■ **STORED RECORDS**:
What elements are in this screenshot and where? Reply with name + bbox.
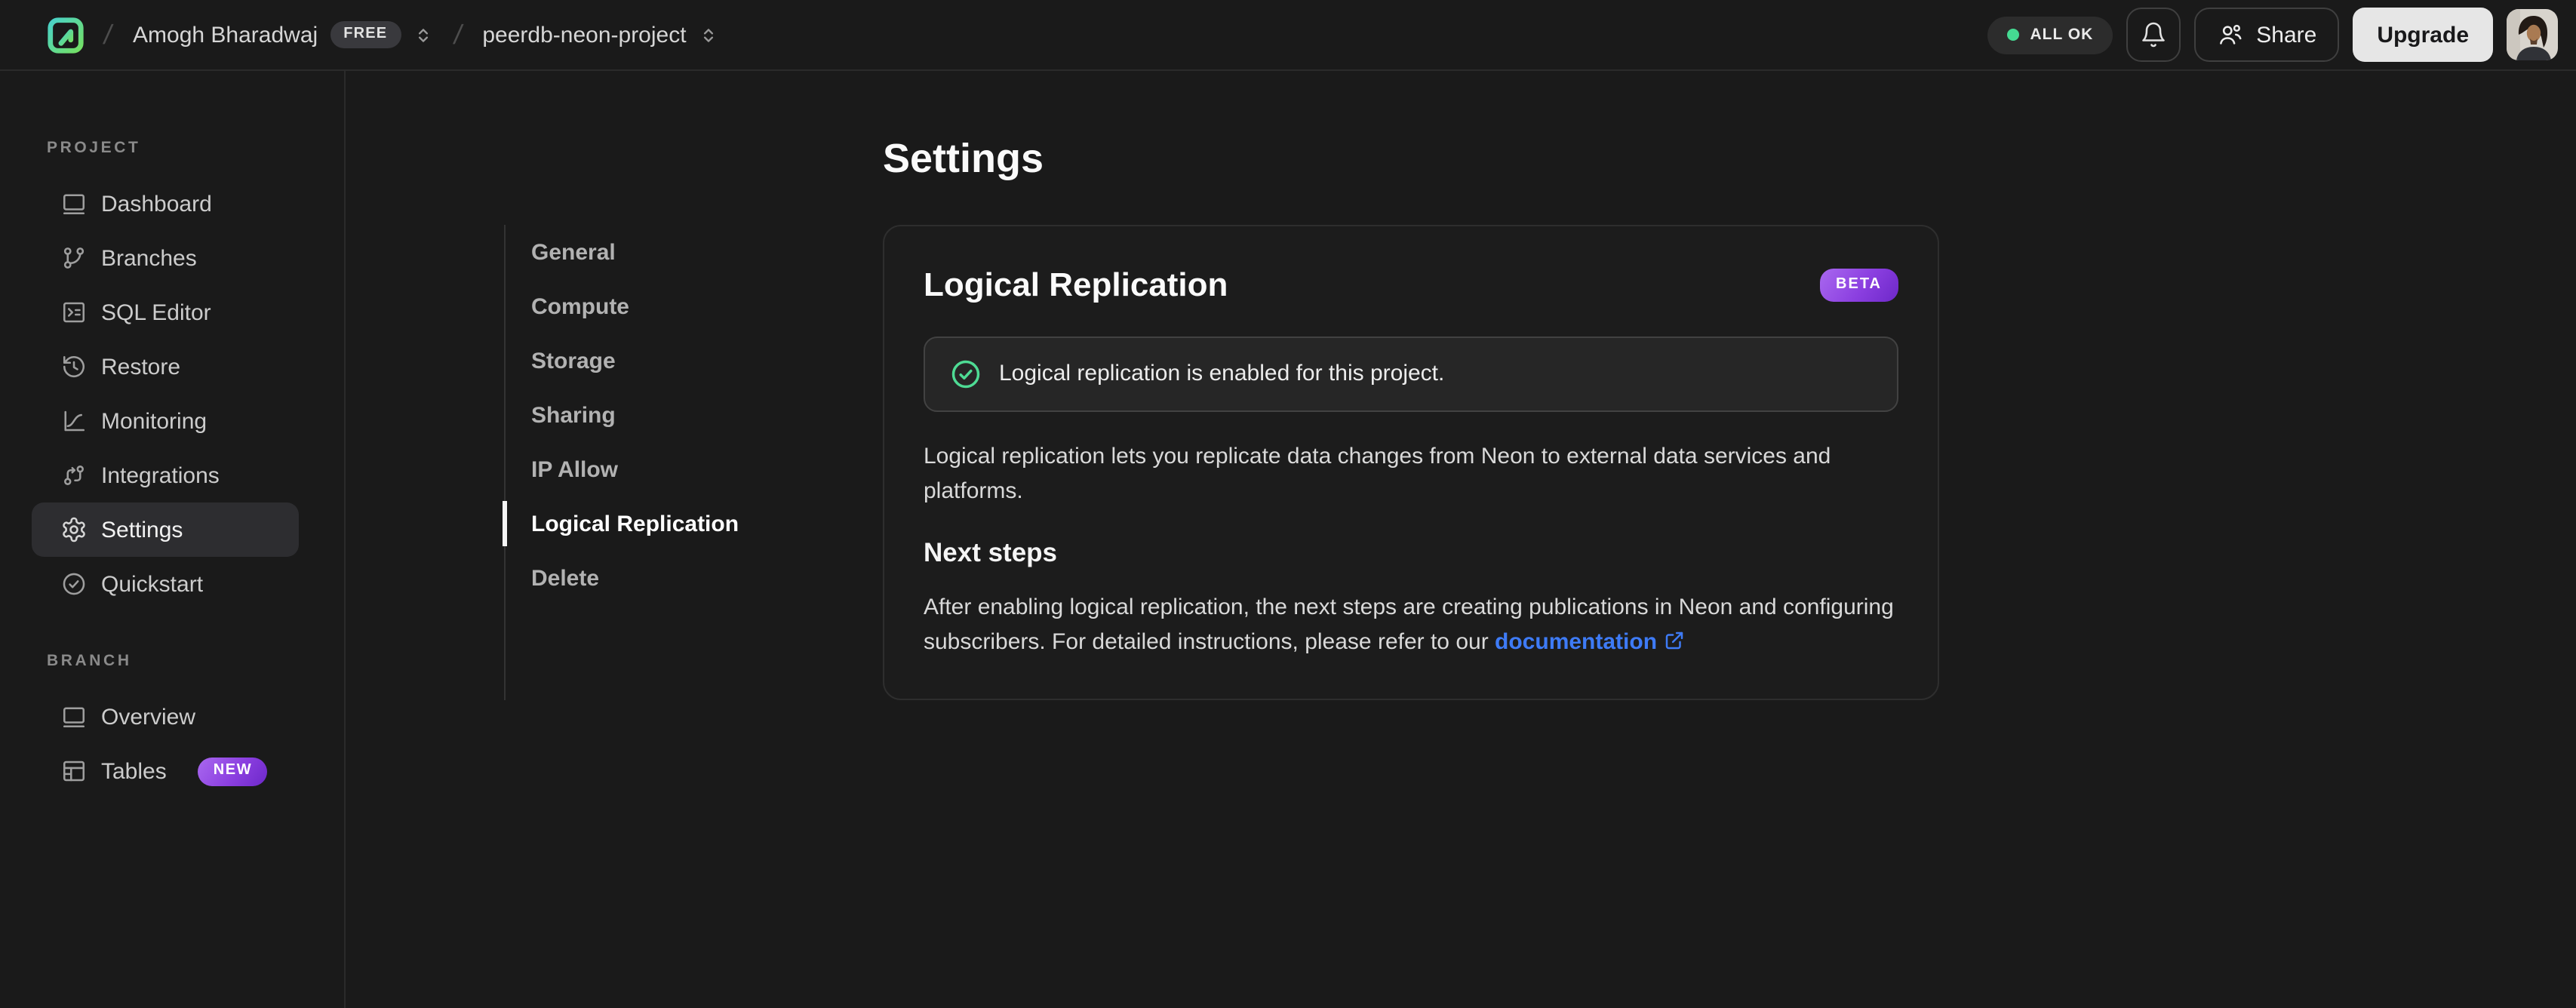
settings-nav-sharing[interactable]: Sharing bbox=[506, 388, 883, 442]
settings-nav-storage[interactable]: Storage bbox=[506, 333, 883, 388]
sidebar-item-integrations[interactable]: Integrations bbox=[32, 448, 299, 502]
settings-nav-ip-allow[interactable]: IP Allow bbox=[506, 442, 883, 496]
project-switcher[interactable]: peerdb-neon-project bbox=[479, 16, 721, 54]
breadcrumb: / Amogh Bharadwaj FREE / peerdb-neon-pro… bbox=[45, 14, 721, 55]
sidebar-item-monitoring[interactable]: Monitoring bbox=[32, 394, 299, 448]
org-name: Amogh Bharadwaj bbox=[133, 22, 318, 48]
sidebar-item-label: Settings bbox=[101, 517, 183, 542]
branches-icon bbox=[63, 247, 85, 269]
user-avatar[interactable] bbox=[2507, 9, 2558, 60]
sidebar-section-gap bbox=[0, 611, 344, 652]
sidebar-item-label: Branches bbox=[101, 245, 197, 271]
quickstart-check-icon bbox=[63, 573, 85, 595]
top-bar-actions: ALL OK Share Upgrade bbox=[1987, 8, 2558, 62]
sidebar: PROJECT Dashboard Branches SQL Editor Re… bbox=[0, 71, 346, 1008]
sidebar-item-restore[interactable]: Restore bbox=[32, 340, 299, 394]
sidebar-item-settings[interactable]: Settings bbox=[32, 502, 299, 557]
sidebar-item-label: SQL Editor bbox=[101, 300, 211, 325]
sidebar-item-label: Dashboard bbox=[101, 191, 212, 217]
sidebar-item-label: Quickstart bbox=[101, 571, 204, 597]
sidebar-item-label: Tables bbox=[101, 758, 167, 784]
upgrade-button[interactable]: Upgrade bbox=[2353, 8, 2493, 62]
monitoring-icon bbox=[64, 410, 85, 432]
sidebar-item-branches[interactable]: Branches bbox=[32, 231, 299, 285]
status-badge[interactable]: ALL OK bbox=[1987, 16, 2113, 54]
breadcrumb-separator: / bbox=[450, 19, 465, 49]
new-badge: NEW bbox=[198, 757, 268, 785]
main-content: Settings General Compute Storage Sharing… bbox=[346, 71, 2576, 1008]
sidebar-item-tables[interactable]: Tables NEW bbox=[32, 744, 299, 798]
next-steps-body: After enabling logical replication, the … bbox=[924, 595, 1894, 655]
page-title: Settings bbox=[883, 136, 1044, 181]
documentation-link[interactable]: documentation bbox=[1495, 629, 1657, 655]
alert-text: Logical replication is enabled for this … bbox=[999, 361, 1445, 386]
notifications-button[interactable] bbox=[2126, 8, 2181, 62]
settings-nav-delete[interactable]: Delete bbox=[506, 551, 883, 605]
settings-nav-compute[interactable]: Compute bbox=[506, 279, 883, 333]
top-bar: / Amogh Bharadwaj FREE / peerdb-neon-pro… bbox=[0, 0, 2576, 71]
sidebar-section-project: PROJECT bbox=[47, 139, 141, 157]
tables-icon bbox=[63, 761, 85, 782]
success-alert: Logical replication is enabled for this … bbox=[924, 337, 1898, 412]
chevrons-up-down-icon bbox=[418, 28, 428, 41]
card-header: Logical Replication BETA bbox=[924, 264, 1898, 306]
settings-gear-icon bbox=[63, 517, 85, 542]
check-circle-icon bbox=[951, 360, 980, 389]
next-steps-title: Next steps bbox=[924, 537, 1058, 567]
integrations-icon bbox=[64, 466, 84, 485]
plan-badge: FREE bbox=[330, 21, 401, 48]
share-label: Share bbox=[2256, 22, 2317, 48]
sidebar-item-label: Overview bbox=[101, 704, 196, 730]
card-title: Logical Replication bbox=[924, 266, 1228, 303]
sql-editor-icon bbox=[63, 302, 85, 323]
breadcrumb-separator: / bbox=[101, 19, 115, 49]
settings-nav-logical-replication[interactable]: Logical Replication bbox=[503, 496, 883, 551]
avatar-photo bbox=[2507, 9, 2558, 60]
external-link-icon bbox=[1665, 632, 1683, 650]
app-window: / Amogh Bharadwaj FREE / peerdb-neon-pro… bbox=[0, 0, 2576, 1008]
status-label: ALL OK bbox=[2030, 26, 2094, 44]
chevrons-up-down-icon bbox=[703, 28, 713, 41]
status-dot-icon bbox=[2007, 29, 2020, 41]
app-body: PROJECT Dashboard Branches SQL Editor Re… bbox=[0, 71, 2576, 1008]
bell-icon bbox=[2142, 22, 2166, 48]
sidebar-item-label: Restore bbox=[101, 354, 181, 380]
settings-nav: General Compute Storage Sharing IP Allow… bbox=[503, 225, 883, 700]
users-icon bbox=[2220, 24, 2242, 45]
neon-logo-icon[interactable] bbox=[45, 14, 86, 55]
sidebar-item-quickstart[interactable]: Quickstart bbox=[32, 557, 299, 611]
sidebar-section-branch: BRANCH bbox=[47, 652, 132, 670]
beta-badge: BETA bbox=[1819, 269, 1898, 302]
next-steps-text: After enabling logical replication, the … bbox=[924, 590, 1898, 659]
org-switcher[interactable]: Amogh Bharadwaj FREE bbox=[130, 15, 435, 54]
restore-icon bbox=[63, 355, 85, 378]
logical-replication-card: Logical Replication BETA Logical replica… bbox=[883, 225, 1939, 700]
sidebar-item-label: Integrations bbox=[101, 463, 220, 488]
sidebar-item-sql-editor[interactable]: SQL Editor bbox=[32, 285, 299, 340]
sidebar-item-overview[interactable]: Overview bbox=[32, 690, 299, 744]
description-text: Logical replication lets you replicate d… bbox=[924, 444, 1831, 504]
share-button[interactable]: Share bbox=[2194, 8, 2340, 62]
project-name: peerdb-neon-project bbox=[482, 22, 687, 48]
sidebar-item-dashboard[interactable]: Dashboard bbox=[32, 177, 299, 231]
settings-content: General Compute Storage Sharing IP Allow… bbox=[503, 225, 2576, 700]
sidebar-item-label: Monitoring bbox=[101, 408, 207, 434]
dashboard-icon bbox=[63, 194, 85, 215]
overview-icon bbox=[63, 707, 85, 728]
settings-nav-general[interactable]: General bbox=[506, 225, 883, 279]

■ **DESCRIPTION OF THE TASK**: Copy out all of the data above, line for line and with nothing changed, but leave out the pictures.

■ **REPLY**:
What elements are in this screenshot and where? Reply with name + bbox.
settings-nav-sharing[interactable]: Sharing bbox=[506, 388, 883, 442]
settings-nav-storage[interactable]: Storage bbox=[506, 333, 883, 388]
sidebar-item-integrations[interactable]: Integrations bbox=[32, 448, 299, 502]
settings-nav-ip-allow[interactable]: IP Allow bbox=[506, 442, 883, 496]
project-switcher[interactable]: peerdb-neon-project bbox=[479, 16, 721, 54]
breadcrumb: / Amogh Bharadwaj FREE / peerdb-neon-pro… bbox=[45, 14, 721, 55]
sidebar-item-monitoring[interactable]: Monitoring bbox=[32, 394, 299, 448]
org-name: Amogh Bharadwaj bbox=[133, 22, 318, 48]
sidebar-item-label: Settings bbox=[101, 517, 183, 542]
branches-icon bbox=[63, 247, 85, 269]
user-avatar[interactable] bbox=[2507, 9, 2558, 60]
sidebar-section-gap bbox=[0, 611, 344, 652]
sidebar-item-label: Branches bbox=[101, 245, 197, 271]
quickstart-check-icon bbox=[63, 573, 85, 595]
top-bar-actions: ALL OK Share Upgrade bbox=[1987, 8, 2558, 62]
sidebar: PROJECT Dashboard Branches SQL Editor Re… bbox=[0, 71, 346, 1008]
sidebar-item-restore[interactable]: Restore bbox=[32, 340, 299, 394]
sidebar-item-settings[interactable]: Settings bbox=[32, 502, 299, 557]
sidebar-item-label: SQL Editor bbox=[101, 300, 211, 325]
sidebar-item-label: Dashboard bbox=[101, 191, 212, 217]
sidebar-item-label: Quickstart bbox=[101, 571, 204, 597]
sidebar-item-label: Tables bbox=[101, 758, 167, 784]
upgrade-button[interactable]: Upgrade bbox=[2353, 8, 2493, 62]
monitoring-icon bbox=[64, 410, 85, 432]
sidebar-item-branches[interactable]: Branches bbox=[32, 231, 299, 285]
status-badge[interactable]: ALL OK bbox=[1987, 16, 2113, 54]
breadcrumb-separator: / bbox=[450, 19, 465, 49]
new-badge: NEW bbox=[198, 757, 268, 785]
main-content: Settings General Compute Storage Sharing… bbox=[346, 71, 2576, 1008]
sidebar-item-tables[interactable]: Tables NEW bbox=[32, 744, 299, 798]
next-steps-body: After enabling logical replication, the … bbox=[924, 595, 1894, 655]
page-title: Settings bbox=[883, 136, 1044, 181]
documentation-link[interactable]: documentation bbox=[1495, 629, 1657, 655]
alert-text: Logical replication is enabled for this … bbox=[999, 361, 1445, 386]
notifications-button[interactable] bbox=[2126, 8, 2181, 62]
settings-nav-delete[interactable]: Delete bbox=[506, 551, 883, 605]
settings-nav-compute[interactable]: Compute bbox=[506, 279, 883, 333]
top-bar: / Amogh Bharadwaj FREE / peerdb-neon-pro… bbox=[0, 0, 2576, 71]
sidebar-section-project: PROJECT bbox=[47, 139, 141, 157]
tables-icon bbox=[63, 761, 85, 782]
success-alert: Logical replication is enabled for this … bbox=[924, 337, 1898, 412]
chevrons-up-down-icon bbox=[418, 28, 428, 41]
card-header: Logical Replication BETA bbox=[924, 264, 1898, 306]
settings-gear-icon bbox=[63, 517, 85, 542]
check-circle-icon bbox=[951, 360, 980, 389]
next-steps-title: Next steps bbox=[924, 537, 1058, 567]
integrations-icon bbox=[64, 466, 84, 485]
plan-badge: FREE bbox=[330, 21, 401, 48]
share-label: Share bbox=[2256, 22, 2317, 48]
sidebar-item-label: Overview bbox=[101, 704, 196, 730]
card-title: Logical Replication bbox=[924, 266, 1228, 303]
sql-editor-icon bbox=[63, 302, 85, 323]
breadcrumb-separator: / bbox=[101, 19, 115, 49]
settings-nav-logical-replication[interactable]: Logical Replication bbox=[503, 496, 883, 551]
avatar-photo bbox=[2507, 9, 2558, 60]
external-link-icon bbox=[1665, 632, 1683, 650]
app-window: / Amogh Bharadwaj FREE / peerdb-neon-pro… bbox=[0, 0, 2576, 1008]
status-label: ALL OK bbox=[2030, 26, 2094, 44]
chevrons-up-down-icon bbox=[703, 28, 713, 41]
status-dot-icon bbox=[2007, 29, 2020, 41]
app-body: PROJECT Dashboard Branches SQL Editor Re… bbox=[0, 71, 2576, 1008]
bell-icon bbox=[2142, 22, 2166, 48]
sidebar-item-label: Restore bbox=[101, 354, 181, 380]
settings-nav: General Compute Storage Sharing IP Allow… bbox=[503, 225, 883, 700]
users-icon bbox=[2220, 24, 2242, 45]
neon-logo-icon[interactable] bbox=[45, 14, 86, 55]
sidebar-item-quickstart[interactable]: Quickstart bbox=[32, 557, 299, 611]
sidebar-section-branch: BRANCH bbox=[47, 652, 132, 670]
beta-badge: BETA bbox=[1819, 269, 1898, 302]
next-steps-text: After enabling logical replication, the … bbox=[924, 590, 1898, 659]
org-switcher[interactable]: Amogh Bharadwaj FREE bbox=[130, 15, 435, 54]
restore-icon bbox=[63, 355, 85, 378]
logical-replication-card: Logical Replication BETA Logical replica… bbox=[883, 225, 1939, 700]
sidebar-item-label: Integrations bbox=[101, 463, 220, 488]
sidebar-item-sql-editor[interactable]: SQL Editor bbox=[32, 285, 299, 340]
sidebar-item-overview[interactable]: Overview bbox=[32, 690, 299, 744]
description-text: Logical replication lets you replicate d… bbox=[924, 444, 1831, 504]
share-button[interactable]: Share bbox=[2194, 8, 2340, 62]
project-name: peerdb-neon-project bbox=[482, 22, 687, 48]
sidebar-item-dashboard[interactable]: Dashboard bbox=[32, 177, 299, 231]
settings-content: General Compute Storage Sharing IP Allow… bbox=[503, 225, 2576, 700]
sidebar-item-label: Monitoring bbox=[101, 408, 207, 434]
dashboard-icon bbox=[63, 194, 85, 215]
overview-icon bbox=[63, 707, 85, 728]
settings-nav-general[interactable]: General bbox=[506, 225, 883, 279]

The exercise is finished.